### Objective
Find each line with the word "name" and copy it.
━━━━━━━━━━━━━━━━━━━━
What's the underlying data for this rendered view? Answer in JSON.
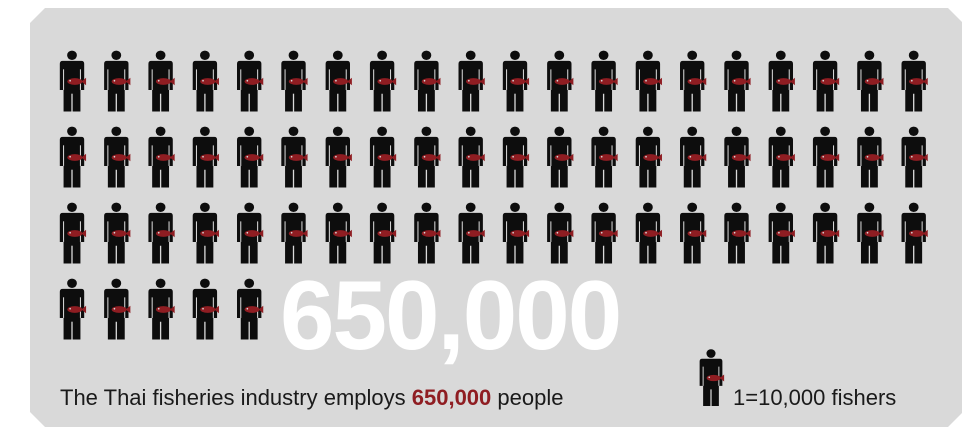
{
  "colors": {
    "background": "#d9d9d9",
    "figure": "#0d0d0d",
    "fish": "#8f1d22",
    "highlight": "#8f1d22",
    "big_number": "#ffffff"
  },
  "headline_number": "650,000",
  "caption": {
    "before": "The Thai fisheries industry employs ",
    "highlight": "650,000",
    "after": " people"
  },
  "legend": {
    "icon": "fisher-icon",
    "label": "1=10,000 fishers"
  },
  "chart_data": {
    "type": "pictograph",
    "unit_value": 10000,
    "unit_label": "fishers",
    "icons_per_row": 20,
    "rows": [
      20,
      20,
      20,
      5
    ],
    "total_icons": 65,
    "total_value": 650000
  }
}
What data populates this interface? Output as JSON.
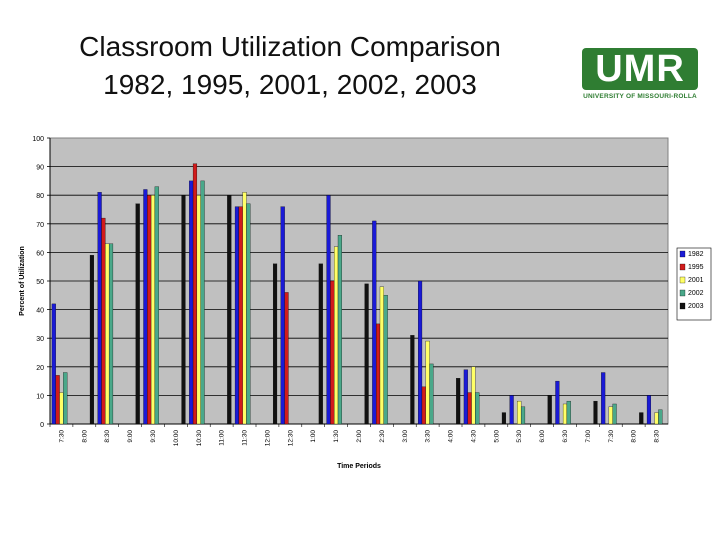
{
  "slide": {
    "title_line1": "Classroom Utilization Comparison",
    "title_line2": "1982, 1995, 2001, 2002, 2003",
    "logo_text": "UMR",
    "logo_subtext": "UNIVERSITY OF MISSOURI-ROLLA"
  },
  "colors": {
    "1982": "#1a1ad6",
    "1995": "#d11b1b",
    "2001": "#ffff66",
    "2002": "#4aa88a",
    "2003": "#111111",
    "plot_background": "#c0c0c0"
  },
  "chart_data": {
    "type": "bar",
    "title": "",
    "xlabel": "Time Periods",
    "ylabel": "Percent of Utilization",
    "ylim": [
      0,
      100
    ],
    "yticks": [
      0,
      10,
      20,
      30,
      40,
      50,
      60,
      70,
      80,
      90,
      100
    ],
    "grid": true,
    "legend_position": "right",
    "categories": [
      "7:30",
      "8:00",
      "8:30",
      "9:00",
      "9:30",
      "10:00",
      "10:30",
      "11:00",
      "11:30",
      "12:00",
      "12:30",
      "1:00",
      "1:30",
      "2:00",
      "2:30",
      "3:00",
      "3:30",
      "4:00",
      "4:30",
      "5:00",
      "5:30",
      "6:00",
      "6:30",
      "7:00",
      "7:30",
      "8:00",
      "8:30"
    ],
    "series": [
      {
        "name": "1982",
        "values": [
          42,
          0,
          81,
          0,
          82,
          0,
          85,
          0,
          76,
          0,
          76,
          0,
          80,
          0,
          71,
          0,
          50,
          0,
          19,
          0,
          10,
          0,
          15,
          0,
          18,
          0,
          10
        ]
      },
      {
        "name": "1995",
        "values": [
          17,
          0,
          72,
          0,
          80,
          0,
          91,
          0,
          76,
          0,
          46,
          0,
          50,
          0,
          35,
          0,
          13,
          0,
          11,
          0,
          0,
          0,
          0,
          0,
          0,
          0,
          0
        ]
      },
      {
        "name": "2001",
        "values": [
          11,
          0,
          63,
          0,
          80,
          0,
          80,
          0,
          81,
          0,
          0,
          0,
          62,
          0,
          48,
          0,
          29,
          0,
          20,
          0,
          8,
          0,
          7,
          0,
          6,
          0,
          4
        ]
      },
      {
        "name": "2002",
        "values": [
          18,
          0,
          63,
          0,
          83,
          0,
          85,
          0,
          77,
          0,
          0,
          0,
          66,
          0,
          45,
          0,
          21,
          0,
          11,
          0,
          6,
          0,
          8,
          0,
          7,
          0,
          5
        ]
      },
      {
        "name": "2003",
        "values": [
          0,
          59,
          0,
          77,
          0,
          80,
          0,
          80,
          0,
          56,
          0,
          56,
          0,
          49,
          0,
          31,
          0,
          16,
          0,
          4,
          0,
          10,
          0,
          8,
          0,
          4,
          0
        ]
      }
    ]
  }
}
━━━━━━━━━━━━━━━━━━━━
### Exercise result
        "name": "1982",
        "name": "1995",
        "name": "2001",
        "name": "2002",
        "name": "2003",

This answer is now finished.